_Task to complete_
Lift out all lines below that contain "Adriani".
┄┄┄┄┄┄┄┄┄┄
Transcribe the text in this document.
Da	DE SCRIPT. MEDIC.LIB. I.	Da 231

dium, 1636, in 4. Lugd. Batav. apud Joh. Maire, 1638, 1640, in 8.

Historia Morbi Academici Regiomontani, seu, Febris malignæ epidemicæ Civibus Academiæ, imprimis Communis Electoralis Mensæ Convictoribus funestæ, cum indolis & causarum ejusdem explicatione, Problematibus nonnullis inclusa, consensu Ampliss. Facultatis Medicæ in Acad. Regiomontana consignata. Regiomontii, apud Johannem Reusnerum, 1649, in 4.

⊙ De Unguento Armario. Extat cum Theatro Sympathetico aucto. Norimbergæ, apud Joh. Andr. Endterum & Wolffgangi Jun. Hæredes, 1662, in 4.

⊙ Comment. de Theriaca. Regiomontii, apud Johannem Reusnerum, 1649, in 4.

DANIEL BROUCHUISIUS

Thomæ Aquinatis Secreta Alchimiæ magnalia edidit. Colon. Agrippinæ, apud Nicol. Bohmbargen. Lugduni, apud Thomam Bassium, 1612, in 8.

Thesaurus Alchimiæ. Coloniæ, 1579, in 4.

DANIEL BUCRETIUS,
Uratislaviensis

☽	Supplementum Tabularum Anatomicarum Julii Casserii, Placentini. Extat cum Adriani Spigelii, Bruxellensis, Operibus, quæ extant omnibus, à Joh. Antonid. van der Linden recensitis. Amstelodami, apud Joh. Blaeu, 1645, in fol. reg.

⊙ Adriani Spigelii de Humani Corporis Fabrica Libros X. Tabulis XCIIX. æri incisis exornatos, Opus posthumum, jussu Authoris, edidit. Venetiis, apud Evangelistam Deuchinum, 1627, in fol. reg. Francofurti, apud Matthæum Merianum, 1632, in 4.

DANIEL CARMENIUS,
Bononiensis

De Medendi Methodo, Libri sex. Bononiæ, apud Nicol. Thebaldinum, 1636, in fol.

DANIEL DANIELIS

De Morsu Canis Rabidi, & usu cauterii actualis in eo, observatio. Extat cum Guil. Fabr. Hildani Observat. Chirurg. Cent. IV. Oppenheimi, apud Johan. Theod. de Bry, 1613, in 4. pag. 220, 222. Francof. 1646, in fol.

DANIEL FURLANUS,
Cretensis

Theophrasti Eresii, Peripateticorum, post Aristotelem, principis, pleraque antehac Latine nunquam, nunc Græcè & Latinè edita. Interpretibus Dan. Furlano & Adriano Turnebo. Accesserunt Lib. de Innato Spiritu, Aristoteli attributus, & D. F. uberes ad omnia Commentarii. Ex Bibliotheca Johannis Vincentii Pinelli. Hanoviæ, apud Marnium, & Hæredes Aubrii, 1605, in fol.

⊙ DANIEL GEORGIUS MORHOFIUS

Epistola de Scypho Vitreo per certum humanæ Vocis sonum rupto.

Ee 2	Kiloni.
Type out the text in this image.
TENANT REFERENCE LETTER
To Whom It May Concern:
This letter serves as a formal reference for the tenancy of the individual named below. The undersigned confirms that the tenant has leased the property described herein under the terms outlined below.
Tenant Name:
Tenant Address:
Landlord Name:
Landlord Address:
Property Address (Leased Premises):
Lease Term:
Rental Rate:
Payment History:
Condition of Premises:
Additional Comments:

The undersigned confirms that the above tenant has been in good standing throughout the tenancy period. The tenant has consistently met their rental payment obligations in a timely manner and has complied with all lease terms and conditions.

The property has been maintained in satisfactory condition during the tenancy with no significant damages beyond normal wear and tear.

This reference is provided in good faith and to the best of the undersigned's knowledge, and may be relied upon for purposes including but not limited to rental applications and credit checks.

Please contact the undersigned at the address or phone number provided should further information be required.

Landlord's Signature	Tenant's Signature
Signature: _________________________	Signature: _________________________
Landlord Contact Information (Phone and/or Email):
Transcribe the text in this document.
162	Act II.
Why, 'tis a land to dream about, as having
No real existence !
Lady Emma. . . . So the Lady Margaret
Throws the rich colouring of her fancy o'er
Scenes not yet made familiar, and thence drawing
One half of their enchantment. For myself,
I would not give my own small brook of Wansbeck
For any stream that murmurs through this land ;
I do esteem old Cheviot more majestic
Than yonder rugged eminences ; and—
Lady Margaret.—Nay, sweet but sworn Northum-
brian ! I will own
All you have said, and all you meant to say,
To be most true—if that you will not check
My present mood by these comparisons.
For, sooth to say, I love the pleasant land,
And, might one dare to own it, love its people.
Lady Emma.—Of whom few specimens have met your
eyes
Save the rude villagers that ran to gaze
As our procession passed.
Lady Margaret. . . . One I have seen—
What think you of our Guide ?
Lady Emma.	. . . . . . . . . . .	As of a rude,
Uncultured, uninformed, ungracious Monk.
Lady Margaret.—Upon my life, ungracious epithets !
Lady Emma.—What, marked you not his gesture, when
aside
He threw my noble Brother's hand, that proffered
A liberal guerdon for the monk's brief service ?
┄┄┄┄┄┄┄┄┄┄
_Full answer_
☽	Supplementum Tabularum Anatomicarum Julii Casserii, Placentini. Extat cum Adriani Spigelii, Bruxellensis, Operibus, quæ extant omnibus, à Joh. Antonid. van der Linden recensitis. Amstelodami, apud Joh. Blaeu, 1645, in fol. reg.
⊙ Adriani Spigelii de Humani Corporis Fabrica Libros X. Tabulis XCIIX. æri incisis exornatos, Opus posthumum, jussu Authoris, edidit. Venetiis, apud Evangelistam Deuchinum, 1627, in fol. reg. Francofurti, apud Matthæum Merianum, 1632, in 4.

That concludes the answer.